◆ A block of data:

- - - - -

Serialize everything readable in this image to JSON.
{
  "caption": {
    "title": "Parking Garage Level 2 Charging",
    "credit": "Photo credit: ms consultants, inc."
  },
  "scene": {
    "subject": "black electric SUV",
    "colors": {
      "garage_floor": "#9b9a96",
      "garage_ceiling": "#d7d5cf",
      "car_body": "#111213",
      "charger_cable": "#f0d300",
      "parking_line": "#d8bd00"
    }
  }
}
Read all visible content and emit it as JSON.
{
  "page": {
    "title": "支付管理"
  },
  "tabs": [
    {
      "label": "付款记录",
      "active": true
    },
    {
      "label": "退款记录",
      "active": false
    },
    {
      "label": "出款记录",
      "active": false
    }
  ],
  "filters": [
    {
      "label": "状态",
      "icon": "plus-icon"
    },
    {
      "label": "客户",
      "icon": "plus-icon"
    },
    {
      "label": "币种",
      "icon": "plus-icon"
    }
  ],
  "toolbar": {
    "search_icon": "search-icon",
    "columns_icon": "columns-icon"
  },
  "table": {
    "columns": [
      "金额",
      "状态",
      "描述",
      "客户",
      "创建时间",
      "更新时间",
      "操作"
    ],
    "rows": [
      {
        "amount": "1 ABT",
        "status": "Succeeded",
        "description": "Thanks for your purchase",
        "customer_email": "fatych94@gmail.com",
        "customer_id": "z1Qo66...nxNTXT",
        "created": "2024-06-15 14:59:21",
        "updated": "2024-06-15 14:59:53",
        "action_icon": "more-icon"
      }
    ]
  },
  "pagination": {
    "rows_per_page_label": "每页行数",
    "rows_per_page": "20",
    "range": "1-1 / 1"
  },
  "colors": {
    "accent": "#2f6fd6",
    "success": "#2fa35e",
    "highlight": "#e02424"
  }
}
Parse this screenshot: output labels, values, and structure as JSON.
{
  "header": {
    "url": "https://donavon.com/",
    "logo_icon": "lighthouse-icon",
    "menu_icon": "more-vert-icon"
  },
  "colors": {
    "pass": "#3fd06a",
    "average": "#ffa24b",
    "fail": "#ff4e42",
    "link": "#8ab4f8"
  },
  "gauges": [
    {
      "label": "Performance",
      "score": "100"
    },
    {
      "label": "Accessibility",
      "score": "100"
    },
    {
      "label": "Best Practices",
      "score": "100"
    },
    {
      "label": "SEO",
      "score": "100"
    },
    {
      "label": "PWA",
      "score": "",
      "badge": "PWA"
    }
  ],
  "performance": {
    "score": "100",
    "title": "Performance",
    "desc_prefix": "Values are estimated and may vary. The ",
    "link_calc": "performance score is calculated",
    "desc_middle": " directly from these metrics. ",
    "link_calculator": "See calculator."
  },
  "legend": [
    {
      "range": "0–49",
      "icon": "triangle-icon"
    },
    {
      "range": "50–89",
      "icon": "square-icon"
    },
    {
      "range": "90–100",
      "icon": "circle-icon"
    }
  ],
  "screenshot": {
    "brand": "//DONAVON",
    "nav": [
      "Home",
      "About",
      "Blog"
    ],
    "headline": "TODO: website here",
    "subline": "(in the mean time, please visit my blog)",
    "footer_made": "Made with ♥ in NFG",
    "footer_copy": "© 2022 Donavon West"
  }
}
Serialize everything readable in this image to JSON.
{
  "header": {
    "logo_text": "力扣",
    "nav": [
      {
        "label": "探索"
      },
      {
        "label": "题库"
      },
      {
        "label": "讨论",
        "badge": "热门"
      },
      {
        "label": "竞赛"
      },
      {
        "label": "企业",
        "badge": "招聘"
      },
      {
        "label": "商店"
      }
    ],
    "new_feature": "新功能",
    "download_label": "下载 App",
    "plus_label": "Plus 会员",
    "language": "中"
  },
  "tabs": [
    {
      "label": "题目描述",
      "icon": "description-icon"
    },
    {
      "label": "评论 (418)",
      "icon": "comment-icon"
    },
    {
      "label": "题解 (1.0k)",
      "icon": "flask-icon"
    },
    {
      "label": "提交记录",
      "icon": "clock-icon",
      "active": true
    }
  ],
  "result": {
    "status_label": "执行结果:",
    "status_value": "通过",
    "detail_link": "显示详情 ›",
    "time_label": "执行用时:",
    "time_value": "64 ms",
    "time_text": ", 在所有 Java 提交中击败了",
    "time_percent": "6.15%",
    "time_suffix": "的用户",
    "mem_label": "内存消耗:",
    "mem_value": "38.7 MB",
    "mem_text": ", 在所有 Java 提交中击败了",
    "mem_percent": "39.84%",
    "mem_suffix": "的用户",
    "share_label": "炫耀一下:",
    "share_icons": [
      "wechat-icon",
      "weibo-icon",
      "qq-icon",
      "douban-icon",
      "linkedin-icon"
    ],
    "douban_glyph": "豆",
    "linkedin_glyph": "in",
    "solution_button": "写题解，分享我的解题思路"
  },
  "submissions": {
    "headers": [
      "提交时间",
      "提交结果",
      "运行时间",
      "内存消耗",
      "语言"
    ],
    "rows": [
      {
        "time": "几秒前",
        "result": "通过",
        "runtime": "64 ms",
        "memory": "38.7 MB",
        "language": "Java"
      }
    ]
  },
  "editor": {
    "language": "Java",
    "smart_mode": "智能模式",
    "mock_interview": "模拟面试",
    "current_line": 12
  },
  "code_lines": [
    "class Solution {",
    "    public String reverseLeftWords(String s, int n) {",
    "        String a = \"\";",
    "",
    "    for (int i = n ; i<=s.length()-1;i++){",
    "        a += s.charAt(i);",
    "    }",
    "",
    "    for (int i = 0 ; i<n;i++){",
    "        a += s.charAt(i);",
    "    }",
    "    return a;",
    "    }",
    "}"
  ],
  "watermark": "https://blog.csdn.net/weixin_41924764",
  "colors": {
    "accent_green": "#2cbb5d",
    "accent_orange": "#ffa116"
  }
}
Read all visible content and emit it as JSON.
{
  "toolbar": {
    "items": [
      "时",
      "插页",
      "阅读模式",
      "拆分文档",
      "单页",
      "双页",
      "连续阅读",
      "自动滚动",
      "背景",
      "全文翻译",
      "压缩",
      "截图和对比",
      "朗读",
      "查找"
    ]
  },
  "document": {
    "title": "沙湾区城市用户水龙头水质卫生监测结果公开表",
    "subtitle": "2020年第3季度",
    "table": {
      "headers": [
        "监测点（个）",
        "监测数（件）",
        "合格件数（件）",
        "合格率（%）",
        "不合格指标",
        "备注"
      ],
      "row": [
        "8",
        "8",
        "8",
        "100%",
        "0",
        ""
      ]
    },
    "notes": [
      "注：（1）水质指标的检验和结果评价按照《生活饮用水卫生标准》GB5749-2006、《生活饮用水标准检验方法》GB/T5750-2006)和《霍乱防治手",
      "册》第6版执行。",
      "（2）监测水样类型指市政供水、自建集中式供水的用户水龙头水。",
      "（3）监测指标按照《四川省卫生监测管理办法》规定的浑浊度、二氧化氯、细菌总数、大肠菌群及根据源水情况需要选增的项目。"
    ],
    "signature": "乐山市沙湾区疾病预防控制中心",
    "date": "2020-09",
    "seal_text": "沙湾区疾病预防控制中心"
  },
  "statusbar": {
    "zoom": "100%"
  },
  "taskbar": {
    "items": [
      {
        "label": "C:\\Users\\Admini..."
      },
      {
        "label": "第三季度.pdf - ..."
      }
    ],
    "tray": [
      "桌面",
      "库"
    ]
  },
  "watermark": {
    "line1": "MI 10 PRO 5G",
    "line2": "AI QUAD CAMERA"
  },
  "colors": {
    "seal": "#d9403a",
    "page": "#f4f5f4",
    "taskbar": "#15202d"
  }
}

- - - - -

◆ What the exercise asks:
Locate and copy each line in the data above that includes the word "language".

◆ Answer below:
    "language": "中"
        "language": "Java"
    "language": "Java",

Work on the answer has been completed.